AIM OF THE TASK: Repeat every line below exactly, word for word.

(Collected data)
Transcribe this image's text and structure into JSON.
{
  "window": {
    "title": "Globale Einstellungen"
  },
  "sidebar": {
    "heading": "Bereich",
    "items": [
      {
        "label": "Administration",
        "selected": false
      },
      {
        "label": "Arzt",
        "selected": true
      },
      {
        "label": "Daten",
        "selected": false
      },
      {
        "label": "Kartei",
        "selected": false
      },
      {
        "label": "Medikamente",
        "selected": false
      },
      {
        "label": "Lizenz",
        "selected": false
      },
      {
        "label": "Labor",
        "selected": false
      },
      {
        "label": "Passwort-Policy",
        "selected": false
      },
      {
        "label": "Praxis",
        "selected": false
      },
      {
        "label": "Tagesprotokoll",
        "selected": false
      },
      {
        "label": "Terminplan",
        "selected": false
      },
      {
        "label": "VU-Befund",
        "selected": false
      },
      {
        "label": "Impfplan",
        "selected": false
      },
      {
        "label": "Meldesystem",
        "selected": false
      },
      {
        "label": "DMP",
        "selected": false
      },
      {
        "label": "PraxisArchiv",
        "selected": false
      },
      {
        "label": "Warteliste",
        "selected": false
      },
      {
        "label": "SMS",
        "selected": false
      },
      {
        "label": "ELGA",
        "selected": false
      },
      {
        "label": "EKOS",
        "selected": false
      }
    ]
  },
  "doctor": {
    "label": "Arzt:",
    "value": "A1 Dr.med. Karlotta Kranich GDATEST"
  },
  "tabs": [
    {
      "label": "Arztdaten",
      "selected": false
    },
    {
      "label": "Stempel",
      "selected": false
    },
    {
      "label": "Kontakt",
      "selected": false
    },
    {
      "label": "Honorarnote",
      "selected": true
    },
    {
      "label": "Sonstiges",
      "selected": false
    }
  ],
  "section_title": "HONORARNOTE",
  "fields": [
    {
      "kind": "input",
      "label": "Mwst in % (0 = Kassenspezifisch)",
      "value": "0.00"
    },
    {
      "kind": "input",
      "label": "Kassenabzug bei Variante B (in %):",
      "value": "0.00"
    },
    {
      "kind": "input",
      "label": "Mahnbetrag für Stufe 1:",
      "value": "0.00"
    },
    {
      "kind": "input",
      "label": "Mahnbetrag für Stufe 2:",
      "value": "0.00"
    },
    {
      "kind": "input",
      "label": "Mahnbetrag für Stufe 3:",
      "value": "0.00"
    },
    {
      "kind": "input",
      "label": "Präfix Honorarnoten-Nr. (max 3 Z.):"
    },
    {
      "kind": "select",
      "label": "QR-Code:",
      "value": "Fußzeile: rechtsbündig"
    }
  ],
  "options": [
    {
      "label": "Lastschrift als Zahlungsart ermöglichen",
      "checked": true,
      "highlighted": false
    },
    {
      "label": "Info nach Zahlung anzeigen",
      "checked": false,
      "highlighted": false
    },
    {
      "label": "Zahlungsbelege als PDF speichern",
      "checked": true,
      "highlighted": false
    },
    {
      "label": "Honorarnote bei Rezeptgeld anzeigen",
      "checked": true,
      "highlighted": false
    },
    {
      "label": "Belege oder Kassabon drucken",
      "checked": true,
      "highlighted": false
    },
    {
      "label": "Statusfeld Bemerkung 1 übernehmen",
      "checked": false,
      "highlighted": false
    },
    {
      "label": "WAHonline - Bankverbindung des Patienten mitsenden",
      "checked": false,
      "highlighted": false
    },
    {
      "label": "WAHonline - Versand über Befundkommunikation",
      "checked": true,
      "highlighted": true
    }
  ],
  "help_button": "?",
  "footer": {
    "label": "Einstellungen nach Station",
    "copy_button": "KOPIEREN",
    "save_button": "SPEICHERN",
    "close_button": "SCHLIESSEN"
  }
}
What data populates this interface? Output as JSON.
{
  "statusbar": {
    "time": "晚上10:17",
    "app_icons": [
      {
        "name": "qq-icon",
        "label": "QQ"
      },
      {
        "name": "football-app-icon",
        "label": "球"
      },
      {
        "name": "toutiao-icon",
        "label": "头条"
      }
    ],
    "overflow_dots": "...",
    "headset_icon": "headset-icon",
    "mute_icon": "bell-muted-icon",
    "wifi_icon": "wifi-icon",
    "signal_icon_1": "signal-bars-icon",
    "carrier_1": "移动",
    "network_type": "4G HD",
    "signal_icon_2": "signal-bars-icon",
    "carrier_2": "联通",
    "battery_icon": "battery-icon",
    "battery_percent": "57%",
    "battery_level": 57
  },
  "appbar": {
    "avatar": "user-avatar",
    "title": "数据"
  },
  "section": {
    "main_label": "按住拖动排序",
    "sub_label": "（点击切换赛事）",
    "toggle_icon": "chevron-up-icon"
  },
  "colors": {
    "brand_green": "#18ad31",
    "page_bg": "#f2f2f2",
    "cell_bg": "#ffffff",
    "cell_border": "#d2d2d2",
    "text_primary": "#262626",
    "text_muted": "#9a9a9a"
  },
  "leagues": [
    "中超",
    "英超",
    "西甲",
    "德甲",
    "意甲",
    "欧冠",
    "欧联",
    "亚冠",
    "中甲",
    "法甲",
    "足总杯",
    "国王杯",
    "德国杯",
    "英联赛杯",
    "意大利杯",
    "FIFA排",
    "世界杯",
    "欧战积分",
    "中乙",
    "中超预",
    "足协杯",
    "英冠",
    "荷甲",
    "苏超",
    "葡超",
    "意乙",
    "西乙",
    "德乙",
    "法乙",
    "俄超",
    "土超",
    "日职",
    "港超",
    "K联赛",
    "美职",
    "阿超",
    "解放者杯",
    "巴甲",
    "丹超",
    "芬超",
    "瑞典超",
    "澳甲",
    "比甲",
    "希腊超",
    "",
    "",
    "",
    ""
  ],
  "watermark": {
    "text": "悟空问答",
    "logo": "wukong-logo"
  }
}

FULL ANSWER:
Transcribe this image's text and structure into JSON.
{
  "window": {
    "title": "Globale Einstellungen"
  },
  "sidebar": {
    "heading": "Bereich",
    "items": [
      {
        "label": "Administration",
        "selected": false
      },
      {
        "label": "Arzt",
        "selected": true
      },
      {
        "label": "Daten",
        "selected": false
      },
      {
        "label": "Kartei",
        "selected": false
      },
      {
        "label": "Medikamente",
        "selected": false
      },
      {
        "label": "Lizenz",
        "selected": false
      },
      {
        "label": "Labor",
        "selected": false
      },
      {
        "label": "Passwort-Policy",
        "selected": false
      },
      {
        "label": "Praxis",
        "selected": false
      },
      {
        "label": "Tagesprotokoll",
        "selected": false
      },
      {
        "label": "Terminplan",
        "selected": false
      },
      {
        "label": "VU-Befund",
        "selected": false
      },
      {
        "label": "Impfplan",
        "selected": false
      },
      {
        "label": "Meldesystem",
        "selected": false
      },
      {
        "label": "DMP",
        "selected": false
      },
      {
        "label": "PraxisArchiv",
        "selected": false
      },
      {
        "label": "Warteliste",
        "selected": false
      },
      {
        "label": "SMS",
        "selected": false
      },
      {
        "label": "ELGA",
        "selected": false
      },
      {
        "label": "EKOS",
        "selected": false
      }
    ]
  },
  "doctor": {
    "label": "Arzt:",
    "value": "A1 Dr.med. Karlotta Kranich GDATEST"
  },
  "tabs": [
    {
      "label": "Arztdaten",
      "selected": false
    },
    {
      "label": "Stempel",
      "selected": false
    },
    {
      "label": "Kontakt",
      "selected": false
    },
    {
      "label": "Honorarnote",
      "selected": true
    },
    {
      "label": "Sonstiges",
      "selected": false
    }
  ],
  "section_title": "HONORARNOTE",
  "fields": [
    {
      "kind": "input",
      "label": "Mwst in % (0 = Kassenspezifisch)",
      "value": "0.00"
    },
    {
      "kind": "input",
      "label": "Kassenabzug bei Variante B (in %):",
      "value": "0.00"
    },
    {
      "kind": "input",
      "label": "Mahnbetrag für Stufe 1:",
      "value": "0.00"
    },
    {
      "kind": "input",
      "label": "Mahnbetrag für Stufe 2:",
      "value": "0.00"
    },
    {
      "kind": "input",
      "label": "Mahnbetrag für Stufe 3:",
      "value": "0.00"
    },
    {
      "kind": "input",
      "label": "Präfix Honorarnoten-Nr. (max 3 Z.):"
    },
    {
      "kind": "select",
      "label": "QR-Code:",
      "value": "Fußzeile: rechtsbündig"
    }
  ],
  "options": [
    {
      "label": "Lastschrift als Zahlungsart ermöglichen",
      "checked": true,
      "highlighted": false
    },
    {
      "label": "Info nach Zahlung anzeigen",
      "checked": false,
      "highlighted": false
    },
    {
      "label": "Zahlungsbelege als PDF speichern",
      "checked": true,
      "highlighted": false
    },
    {
      "label": "Honorarnote bei Rezeptgeld anzeigen",
      "checked": true,
      "highlighted": false
    },
    {
      "label": "Belege oder Kassabon drucken",
      "checked": true,
      "highlighted": false
    },
    {
      "label": "Statusfeld Bemerkung 1 übernehmen",
      "checked": false,
      "highlighted": false
    },
    {
      "label": "WAHonline - Bankverbindung des Patienten mitsenden",
      "checked": false,
      "highlighted": false
    },
    {
      "label": "WAHonline - Versand über Befundkommunikation",
      "checked": true,
      "highlighted": true
    }
  ],
  "help_button": "?",
  "footer": {
    "label": "Einstellungen nach Station",
    "copy_button": "KOPIEREN",
    "save_button": "SPEICHERN",
    "close_button": "SCHLIESSEN"
  }
}
What data populates this interface? Output as JSON.
{
  "statusbar": {
    "time": "晚上10:17",
    "app_icons": [
      {
        "name": "qq-icon",
        "label": "QQ"
      },
      {
        "name": "football-app-icon",
        "label": "球"
      },
      {
        "name": "toutiao-icon",
        "label": "头条"
      }
    ],
    "overflow_dots": "...",
    "headset_icon": "headset-icon",
    "mute_icon": "bell-muted-icon",
    "wifi_icon": "wifi-icon",
    "signal_icon_1": "signal-bars-icon",
    "carrier_1": "移动",
    "network_type": "4G HD",
    "signal_icon_2": "signal-bars-icon",
    "carrier_2": "联通",
    "battery_icon": "battery-icon",
    "battery_percent": "57%",
    "battery_level": 57
  },
  "appbar": {
    "avatar": "user-avatar",
    "title": "数据"
  },
  "section": {
    "main_label": "按住拖动排序",
    "sub_label": "（点击切换赛事）",
    "toggle_icon": "chevron-up-icon"
  },
  "colors": {
    "brand_green": "#18ad31",
    "page_bg": "#f2f2f2",
    "cell_bg": "#ffffff",
    "cell_border": "#d2d2d2",
    "text_primary": "#262626",
    "text_muted": "#9a9a9a"
  },
  "leagues": [
    "中超",
    "英超",
    "西甲",
    "德甲",
    "意甲",
    "欧冠",
    "欧联",
    "亚冠",
    "中甲",
    "法甲",
    "足总杯",
    "国王杯",
    "德国杯",
    "英联赛杯",
    "意大利杯",
    "FIFA排",
    "世界杯",
    "欧战积分",
    "中乙",
    "中超预",
    "足协杯",
    "英冠",
    "荷甲",
    "苏超",
    "葡超",
    "意乙",
    "西乙",
    "德乙",
    "法乙",
    "俄超",
    "土超",
    "日职",
    "港超",
    "K联赛",
    "美职",
    "阿超",
    "解放者杯",
    "巴甲",
    "丹超",
    "芬超",
    "瑞典超",
    "澳甲",
    "比甲",
    "希腊超",
    "",
    "",
    "",
    ""
  ],
  "watermark": {
    "text": "悟空问答",
    "logo": "wukong-logo"
  }
}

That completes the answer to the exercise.